>> Begin

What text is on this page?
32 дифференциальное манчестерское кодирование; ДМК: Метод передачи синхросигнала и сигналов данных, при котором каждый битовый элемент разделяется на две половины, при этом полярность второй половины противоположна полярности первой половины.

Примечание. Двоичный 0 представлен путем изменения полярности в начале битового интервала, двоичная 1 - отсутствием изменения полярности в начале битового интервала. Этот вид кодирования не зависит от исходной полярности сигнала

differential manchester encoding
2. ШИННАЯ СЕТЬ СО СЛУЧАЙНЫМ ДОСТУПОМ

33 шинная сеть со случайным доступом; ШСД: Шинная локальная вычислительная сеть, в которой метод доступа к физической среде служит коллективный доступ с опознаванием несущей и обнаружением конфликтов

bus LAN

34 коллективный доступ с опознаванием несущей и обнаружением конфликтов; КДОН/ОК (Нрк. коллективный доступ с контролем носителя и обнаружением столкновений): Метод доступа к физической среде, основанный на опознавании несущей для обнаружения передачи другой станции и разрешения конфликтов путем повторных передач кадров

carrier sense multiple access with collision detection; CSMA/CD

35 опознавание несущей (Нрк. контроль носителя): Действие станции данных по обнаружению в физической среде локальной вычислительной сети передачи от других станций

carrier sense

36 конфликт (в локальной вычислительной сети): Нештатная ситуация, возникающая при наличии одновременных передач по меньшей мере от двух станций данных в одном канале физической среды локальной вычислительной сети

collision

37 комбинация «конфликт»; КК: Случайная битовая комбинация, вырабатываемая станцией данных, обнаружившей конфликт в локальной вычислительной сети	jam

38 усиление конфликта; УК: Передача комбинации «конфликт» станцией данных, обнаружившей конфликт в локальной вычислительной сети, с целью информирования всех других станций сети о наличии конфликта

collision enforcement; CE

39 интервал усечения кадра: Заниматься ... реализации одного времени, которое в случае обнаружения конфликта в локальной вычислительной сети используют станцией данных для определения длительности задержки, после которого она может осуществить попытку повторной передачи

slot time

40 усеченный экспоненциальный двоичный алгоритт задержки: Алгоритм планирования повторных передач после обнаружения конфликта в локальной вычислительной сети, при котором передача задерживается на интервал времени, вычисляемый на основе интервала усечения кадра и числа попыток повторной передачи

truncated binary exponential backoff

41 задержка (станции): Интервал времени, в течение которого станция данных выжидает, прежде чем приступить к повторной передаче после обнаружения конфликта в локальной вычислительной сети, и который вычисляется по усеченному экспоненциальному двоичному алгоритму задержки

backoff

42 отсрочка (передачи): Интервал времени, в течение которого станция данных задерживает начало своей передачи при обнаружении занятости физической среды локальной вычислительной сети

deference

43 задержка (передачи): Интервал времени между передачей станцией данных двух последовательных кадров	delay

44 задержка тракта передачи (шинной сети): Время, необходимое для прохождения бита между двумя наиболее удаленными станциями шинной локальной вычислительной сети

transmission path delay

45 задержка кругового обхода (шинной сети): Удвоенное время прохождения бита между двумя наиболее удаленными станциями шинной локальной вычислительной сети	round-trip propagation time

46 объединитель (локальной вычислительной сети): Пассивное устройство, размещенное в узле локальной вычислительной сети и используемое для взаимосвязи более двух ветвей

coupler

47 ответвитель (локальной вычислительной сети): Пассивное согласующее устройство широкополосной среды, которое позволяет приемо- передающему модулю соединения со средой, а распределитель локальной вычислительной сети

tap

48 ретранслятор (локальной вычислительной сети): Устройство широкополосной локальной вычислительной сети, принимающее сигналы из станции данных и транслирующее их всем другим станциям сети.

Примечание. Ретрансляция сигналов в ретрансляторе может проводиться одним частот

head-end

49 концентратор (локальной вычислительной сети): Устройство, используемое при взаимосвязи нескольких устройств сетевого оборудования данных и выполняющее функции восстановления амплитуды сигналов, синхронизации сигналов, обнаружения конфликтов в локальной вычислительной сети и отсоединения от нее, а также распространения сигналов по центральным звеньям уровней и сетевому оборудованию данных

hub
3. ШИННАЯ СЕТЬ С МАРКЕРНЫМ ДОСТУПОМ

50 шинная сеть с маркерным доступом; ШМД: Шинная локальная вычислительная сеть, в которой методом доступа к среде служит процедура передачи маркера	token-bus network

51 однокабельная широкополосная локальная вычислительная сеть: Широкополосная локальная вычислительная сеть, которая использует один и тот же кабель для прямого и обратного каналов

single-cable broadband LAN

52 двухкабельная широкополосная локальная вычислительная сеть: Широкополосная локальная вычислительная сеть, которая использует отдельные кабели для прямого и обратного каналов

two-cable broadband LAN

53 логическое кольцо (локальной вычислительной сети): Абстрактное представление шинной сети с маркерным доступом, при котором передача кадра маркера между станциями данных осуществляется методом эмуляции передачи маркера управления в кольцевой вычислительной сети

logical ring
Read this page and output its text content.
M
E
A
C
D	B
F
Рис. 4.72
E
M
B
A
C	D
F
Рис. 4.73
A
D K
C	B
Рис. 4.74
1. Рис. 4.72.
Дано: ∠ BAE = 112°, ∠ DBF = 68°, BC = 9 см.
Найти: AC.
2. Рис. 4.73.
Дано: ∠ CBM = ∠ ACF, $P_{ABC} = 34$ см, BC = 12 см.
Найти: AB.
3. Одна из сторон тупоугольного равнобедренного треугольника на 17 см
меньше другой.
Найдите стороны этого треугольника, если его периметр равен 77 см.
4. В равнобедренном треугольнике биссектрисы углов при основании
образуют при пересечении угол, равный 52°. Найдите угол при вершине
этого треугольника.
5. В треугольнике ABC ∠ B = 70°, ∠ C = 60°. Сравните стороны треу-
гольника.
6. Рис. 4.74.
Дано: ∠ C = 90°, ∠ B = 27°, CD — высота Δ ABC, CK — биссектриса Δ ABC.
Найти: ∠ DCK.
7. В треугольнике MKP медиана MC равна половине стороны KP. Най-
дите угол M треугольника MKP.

>> End

Aim of the task: Using the records above, pull out each line where the word "broadband" occurs.

Answer to the exercise:
single-cable broadband LAN
two-cable broadband LAN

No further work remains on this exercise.